The listing below must be repeated word for word, with its images excluded.

# START OF Dataset

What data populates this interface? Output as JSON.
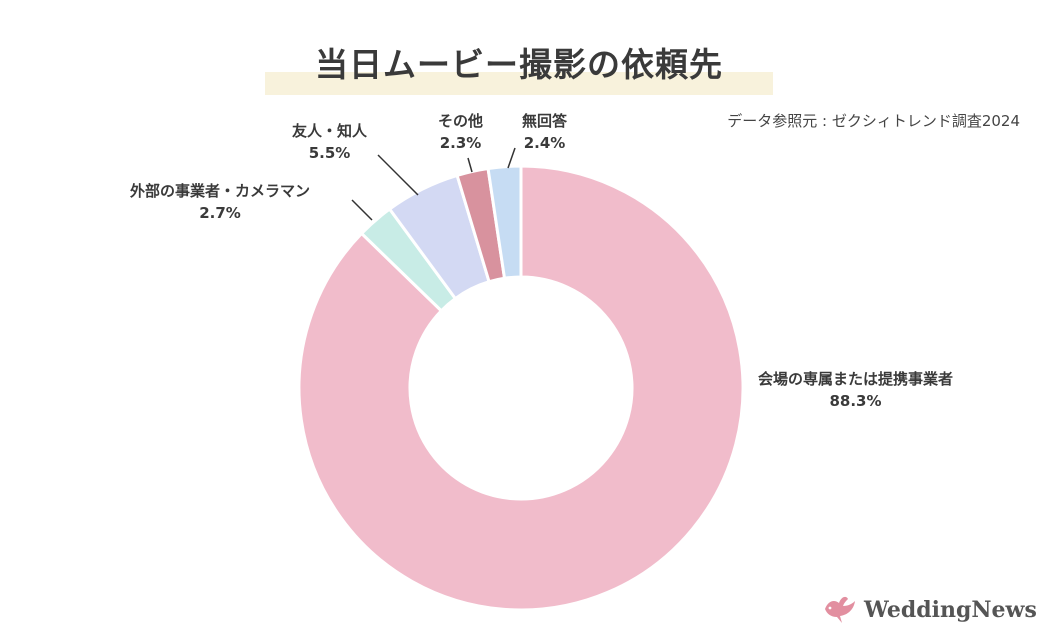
{
  "chart_data": {
    "type": "pie",
    "title": "当日ムービー撮影の依頼先",
    "source": "データ参照元 : ゼクシィトレンド調査2024",
    "slices": [
      {
        "label": "会場の専属または提携事業者",
        "value": 88.3,
        "value_label": "88.3%",
        "color": "#f1bccb"
      },
      {
        "label": "外部の事業者・カメラマン",
        "value": 2.7,
        "value_label": "2.7%",
        "color": "#c8ece6"
      },
      {
        "label": "友人・知人",
        "value": 5.5,
        "value_label": "5.5%",
        "color": "#d3d9f3"
      },
      {
        "label": "その他",
        "value": 2.3,
        "value_label": "2.3%",
        "color": "#d8929e"
      },
      {
        "label": "無回答",
        "value": 2.4,
        "value_label": "2.4%",
        "color": "#c6dcf3"
      }
    ]
  },
  "brand": {
    "name": "WeddingNews",
    "icon": "dove-icon",
    "color": "#e28fa0"
  }
}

# END OF Dataset

> _Final result_:
What data populates this interface? Output as JSON.
{
  "chart_data": {
    "type": "pie",
    "title": "当日ムービー撮影の依頼先",
    "source": "データ参照元 : ゼクシィトレンド調査2024",
    "slices": [
      {
        "label": "会場の専属または提携事業者",
        "value": 88.3,
        "value_label": "88.3%",
        "color": "#f1bccb"
      },
      {
        "label": "外部の事業者・カメラマン",
        "value": 2.7,
        "value_label": "2.7%",
        "color": "#c8ece6"
      },
      {
        "label": "友人・知人",
        "value": 5.5,
        "value_label": "5.5%",
        "color": "#d3d9f3"
      },
      {
        "label": "その他",
        "value": 2.3,
        "value_label": "2.3%",
        "color": "#d8929e"
      },
      {
        "label": "無回答",
        "value": 2.4,
        "value_label": "2.4%",
        "color": "#c6dcf3"
      }
    ]
  },
  "brand": {
    "name": "WeddingNews",
    "icon": "dove-icon",
    "color": "#e28fa0"
  }
}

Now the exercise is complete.